**Challenge**. Copy out all the records with every "bounding box" switched to "coordinates" and nothing else changed, leaving out the pictures.

* begin *

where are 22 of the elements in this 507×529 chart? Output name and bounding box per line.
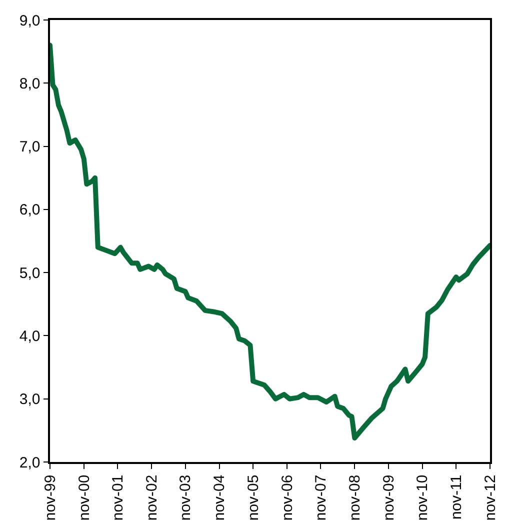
x-tick-label: nov-99	[42, 474, 59, 521]
x-tick-label: nov-03	[177, 474, 194, 521]
x-tick-label: nov-05	[244, 474, 262, 521]
x-tick-label: nov-00	[76, 474, 93, 521]
y-tick-label: 9,0	[19, 12, 40, 30]
y-tick-label: 6,0	[19, 202, 40, 219]
x-tick-label: nov-11	[448, 474, 465, 520]
y-tick-label: 8,0	[19, 75, 40, 92]
x-tick-label: nov-08	[346, 474, 364, 521]
x-tick-label: nov-07	[312, 474, 330, 521]
y-tick-label: 3,0	[19, 391, 40, 408]
y-tick-label: 2,0	[19, 454, 40, 472]
y-tick-label: 5,0	[19, 264, 40, 282]
x-tick-label: nov-01	[110, 474, 127, 521]
x-tick-label: nov-04	[211, 474, 228, 521]
x-tick-label: nov-06	[278, 474, 296, 521]
x-tick-label: nov-10	[414, 474, 432, 521]
x-tick-label: nov-02	[143, 474, 160, 521]
y-tick-label: 4,0	[19, 328, 40, 345]
y-tick-label: 7,0	[19, 138, 40, 156]
x-tick-label: nov-09	[380, 474, 398, 521]
x-tick-label: nov-12	[482, 474, 499, 521]
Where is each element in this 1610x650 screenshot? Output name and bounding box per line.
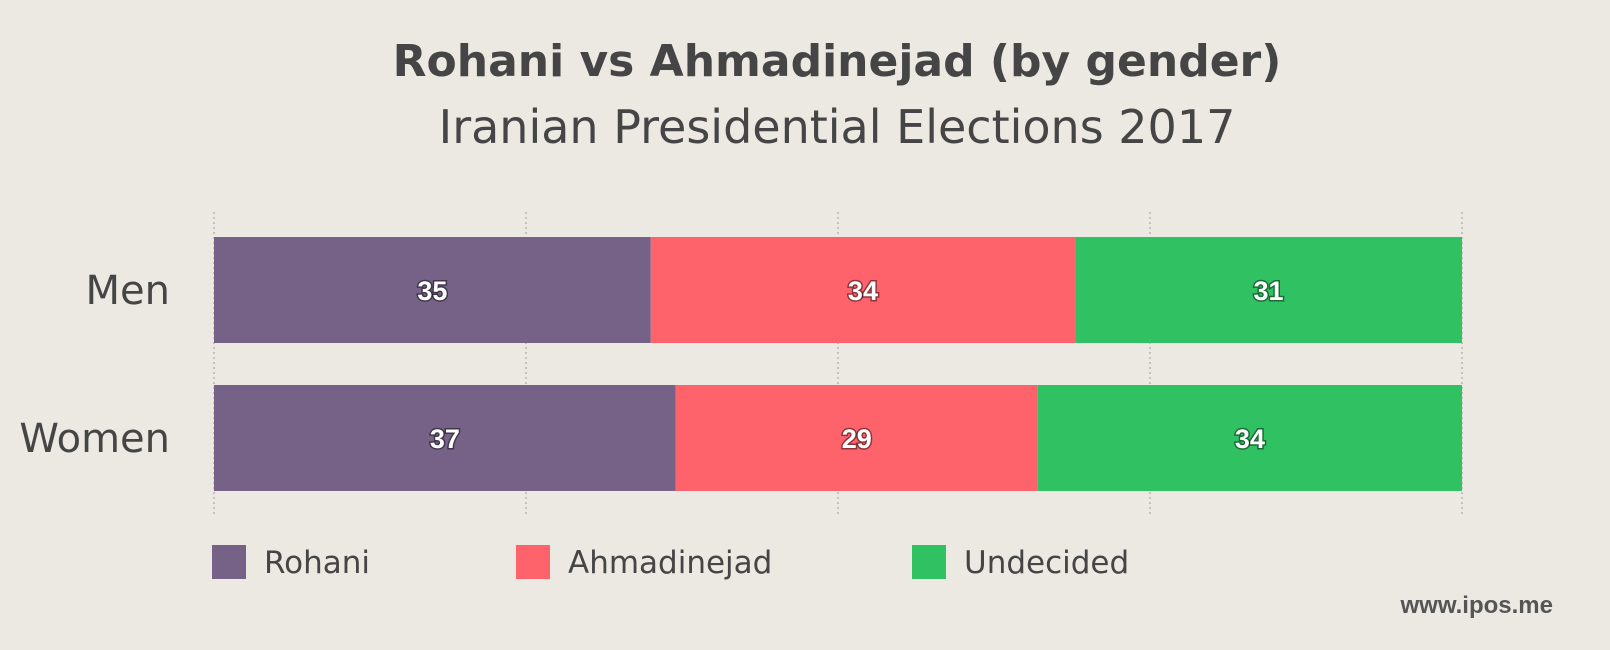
- category-labels: Men Women: [19, 268, 170, 462]
- chart-title: Rohani vs Ahmadinejad (by gender): [393, 36, 1282, 87]
- value-label-men-ahmadinejad: 34: [848, 276, 878, 306]
- value-label-women-undecided: 34: [1235, 424, 1265, 454]
- value-label-women-ahmadinejad: 29: [842, 424, 872, 454]
- bar-women-ahmadinejad: [675, 385, 1038, 491]
- legend-label-rohani: Rohani: [264, 545, 370, 581]
- bar-men-undecided: [1075, 237, 1462, 343]
- bar-men-rohani: [214, 237, 651, 343]
- value-label-men-rohani: 35: [417, 276, 447, 306]
- category-label-women: Women: [19, 416, 170, 462]
- data-labels: 35 34 31 37 29 34: [416, 275, 1285, 456]
- value-label-men-undecided: 31: [1254, 276, 1284, 306]
- bars: [214, 237, 1462, 491]
- bar-women-undecided: [1037, 385, 1462, 491]
- legend-swatch-undecided: [912, 545, 946, 579]
- chart-subtitle: Iranian Presidential Elections 2017: [439, 100, 1236, 154]
- legend: Rohani Ahmadinejad Undecided: [212, 545, 1129, 581]
- legend-label-undecided: Undecided: [964, 545, 1129, 581]
- bar-women-rohani: [214, 385, 676, 491]
- legend-swatch-ahmadinejad: [516, 545, 550, 579]
- bar-men-ahmadinejad: [650, 237, 1076, 343]
- legend-label-ahmadinejad: Ahmadinejad: [568, 545, 772, 581]
- source-watermark: www.ipos.me: [1400, 592, 1553, 619]
- legend-swatch-rohani: [212, 545, 246, 579]
- value-label-women-rohani: 37: [430, 424, 460, 454]
- category-label-men: Men: [86, 268, 170, 314]
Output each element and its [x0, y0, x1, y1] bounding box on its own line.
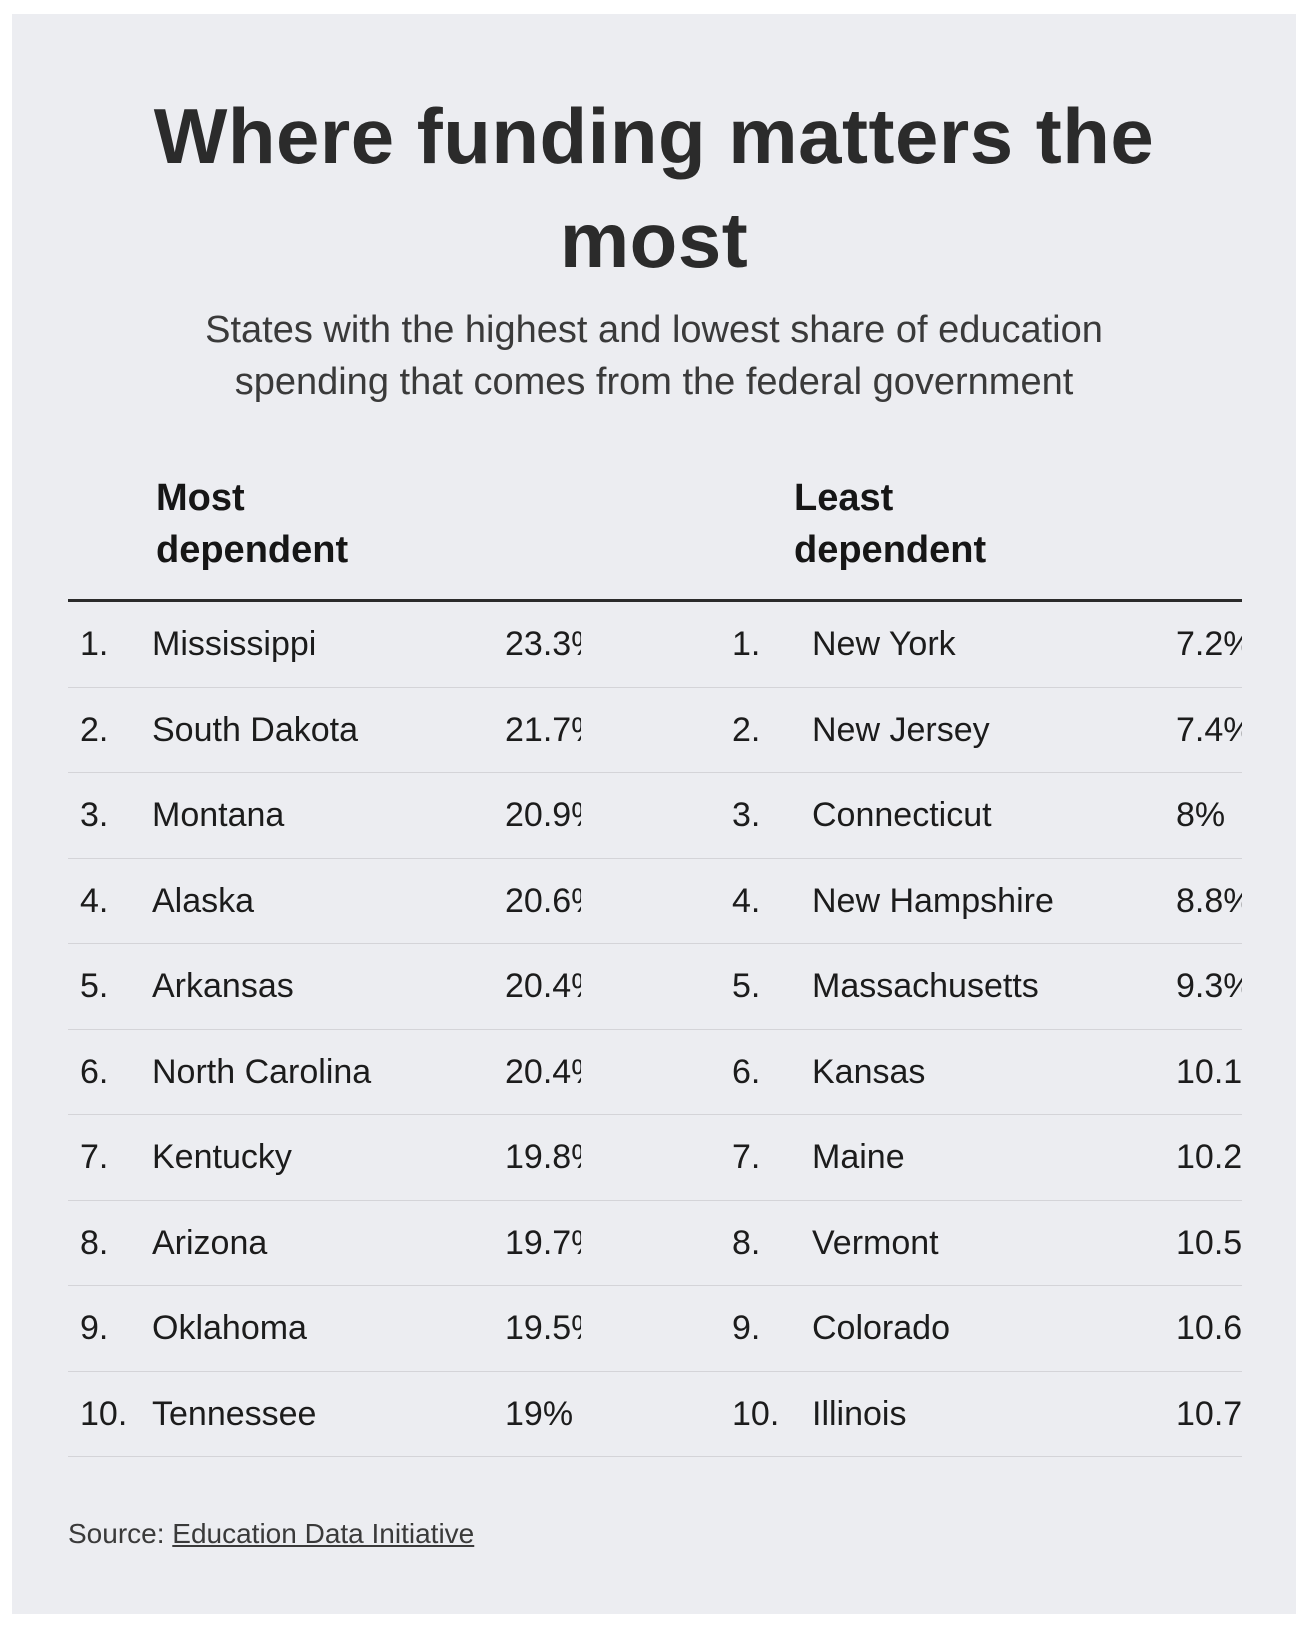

* end *

**Output below**.
where are 22 of the elements in this 507×529 chart? Output name and coordinates per line.
x-tick-label: nov-99	[42, 474, 59, 521]
x-tick-label: nov-03	[177, 474, 194, 521]
x-tick-label: nov-05	[244, 474, 262, 521]
x-tick-label: nov-00	[76, 474, 93, 521]
y-tick-label: 9,0	[19, 12, 40, 30]
y-tick-label: 6,0	[19, 202, 40, 219]
x-tick-label: nov-11	[448, 474, 465, 520]
y-tick-label: 8,0	[19, 75, 40, 92]
x-tick-label: nov-08	[346, 474, 364, 521]
x-tick-label: nov-07	[312, 474, 330, 521]
y-tick-label: 3,0	[19, 391, 40, 408]
y-tick-label: 2,0	[19, 454, 40, 472]
y-tick-label: 5,0	[19, 264, 40, 282]
x-tick-label: nov-01	[110, 474, 127, 521]
x-tick-label: nov-04	[211, 474, 228, 521]
x-tick-label: nov-06	[278, 474, 296, 521]
x-tick-label: nov-10	[414, 474, 432, 521]
x-tick-label: nov-02	[143, 474, 160, 521]
y-tick-label: 4,0	[19, 328, 40, 345]
y-tick-label: 7,0	[19, 138, 40, 156]
x-tick-label: nov-09	[380, 474, 398, 521]
x-tick-label: nov-12	[482, 474, 499, 521]
Where is each element in this 1610x650 screenshot? Output name and coordinates per line.
- category-labels: Men Women: [19, 268, 170, 462]
- chart-title: Rohani vs Ahmadinejad (by gender): [393, 36, 1282, 87]
- value-label-men-ahmadinejad: 34: [848, 276, 878, 306]
- value-label-women-undecided: 34: [1235, 424, 1265, 454]
- value-label-women-ahmadinejad: 29: [842, 424, 872, 454]
- bar-women-ahmadinejad: [675, 385, 1038, 491]
- legend-label-rohani: Rohani: [264, 545, 370, 581]
- bar-men-undecided: [1075, 237, 1462, 343]
- bar-men-rohani: [214, 237, 651, 343]
- value-label-men-rohani: 35: [417, 276, 447, 306]
- category-label-women: Women: [19, 416, 170, 462]
- data-labels: 35 34 31 37 29 34: [416, 275, 1285, 456]
- value-label-men-undecided: 31: [1254, 276, 1284, 306]
- bars: [214, 237, 1462, 491]
- bar-women-undecided: [1037, 385, 1462, 491]
- legend-swatch-undecided: [912, 545, 946, 579]
- chart-subtitle: Iranian Presidential Elections 2017: [439, 100, 1236, 154]
- legend: Rohani Ahmadinejad Undecided: [212, 545, 1129, 581]
- legend-label-undecided: Undecided: [964, 545, 1129, 581]
- bar-women-rohani: [214, 385, 676, 491]
- legend-swatch-ahmadinejad: [516, 545, 550, 579]
- bar-men-ahmadinejad: [650, 237, 1076, 343]
- legend-label-ahmadinejad: Ahmadinejad: [568, 545, 772, 581]
- source-watermark: www.ipos.me: [1400, 592, 1553, 619]
- legend-swatch-rohani: [212, 545, 246, 579]
- value-label-women-rohani: 37: [430, 424, 460, 454]
- category-label-men: Men: [86, 268, 170, 314]
Output each element and its [x0, y0, x1, y1] coordinates on its own line.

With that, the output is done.